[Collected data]
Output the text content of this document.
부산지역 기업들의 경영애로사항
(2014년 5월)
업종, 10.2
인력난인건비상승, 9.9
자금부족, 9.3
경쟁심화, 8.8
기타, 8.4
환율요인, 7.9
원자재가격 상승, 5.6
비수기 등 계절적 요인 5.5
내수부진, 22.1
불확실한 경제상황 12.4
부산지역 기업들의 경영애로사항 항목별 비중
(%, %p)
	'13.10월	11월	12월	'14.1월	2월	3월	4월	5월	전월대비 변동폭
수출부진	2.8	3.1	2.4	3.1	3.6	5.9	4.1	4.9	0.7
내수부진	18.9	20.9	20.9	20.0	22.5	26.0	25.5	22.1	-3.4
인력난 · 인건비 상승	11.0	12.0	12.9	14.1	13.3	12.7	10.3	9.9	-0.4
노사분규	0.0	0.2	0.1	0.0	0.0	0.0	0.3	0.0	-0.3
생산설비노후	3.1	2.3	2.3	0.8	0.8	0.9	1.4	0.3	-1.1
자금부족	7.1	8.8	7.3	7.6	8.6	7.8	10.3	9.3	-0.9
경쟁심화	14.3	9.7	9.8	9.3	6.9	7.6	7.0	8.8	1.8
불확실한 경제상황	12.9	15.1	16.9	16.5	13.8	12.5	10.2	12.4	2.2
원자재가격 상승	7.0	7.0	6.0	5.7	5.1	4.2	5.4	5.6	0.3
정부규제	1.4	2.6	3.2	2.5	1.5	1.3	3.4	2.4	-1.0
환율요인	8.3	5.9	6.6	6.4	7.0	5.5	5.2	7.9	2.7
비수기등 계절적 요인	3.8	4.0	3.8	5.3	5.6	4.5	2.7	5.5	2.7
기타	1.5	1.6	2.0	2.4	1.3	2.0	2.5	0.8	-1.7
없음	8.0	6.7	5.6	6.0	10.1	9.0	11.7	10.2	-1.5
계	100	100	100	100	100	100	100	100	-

> **GIVEN INSTRUCTION**
From the first line to the last, please quote the material above exactly.

> **THE SOLUTION**
Output the text content of this document.
부산지역 기업들의 경영애로사항
(2014년 5월)
업종, 10.2
인력난인건비상승, 9.9
자금부족, 9.3
경쟁심화, 8.8
기타, 8.4
환율요인, 7.9
원자재가격 상승, 5.6
비수기 등 계절적 요인 5.5
내수부진, 22.1
불확실한 경제상황 12.4
부산지역 기업들의 경영애로사항 항목별 비중
(%, %p)
	'13.10월	11월	12월	'14.1월	2월	3월	4월	5월	전월대비 변동폭
수출부진	2.8	3.1	2.4	3.1	3.6	5.9	4.1	4.9	0.7
내수부진	18.9	20.9	20.9	20.0	22.5	26.0	25.5	22.1	-3.4
인력난 · 인건비 상승	11.0	12.0	12.9	14.1	13.3	12.7	10.3	9.9	-0.4
노사분규	0.0	0.2	0.1	0.0	0.0	0.0	0.3	0.0	-0.3
생산설비노후	3.1	2.3	2.3	0.8	0.8	0.9	1.4	0.3	-1.1
자금부족	7.1	8.8	7.3	7.6	8.6	7.8	10.3	9.3	-0.9
경쟁심화	14.3	9.7	9.8	9.3	6.9	7.6	7.0	8.8	1.8
불확실한 경제상황	12.9	15.1	16.9	16.5	13.8	12.5	10.2	12.4	2.2
원자재가격 상승	7.0	7.0	6.0	5.7	5.1	4.2	5.4	5.6	0.3
정부규제	1.4	2.6	3.2	2.5	1.5	1.3	3.4	2.4	-1.0
환율요인	8.3	5.9	6.6	6.4	7.0	5.5	5.2	7.9	2.7
비수기등 계절적 요인	3.8	4.0	3.8	5.3	5.6	4.5	2.7	5.5	2.7
기타	1.5	1.6	2.0	2.4	1.3	2.0	2.5	0.8	-1.7
없음	8.0	6.7	5.6	6.0	10.1	9.0	11.7	10.2	-1.5
계	100	100	100	100	100	100	100	100	-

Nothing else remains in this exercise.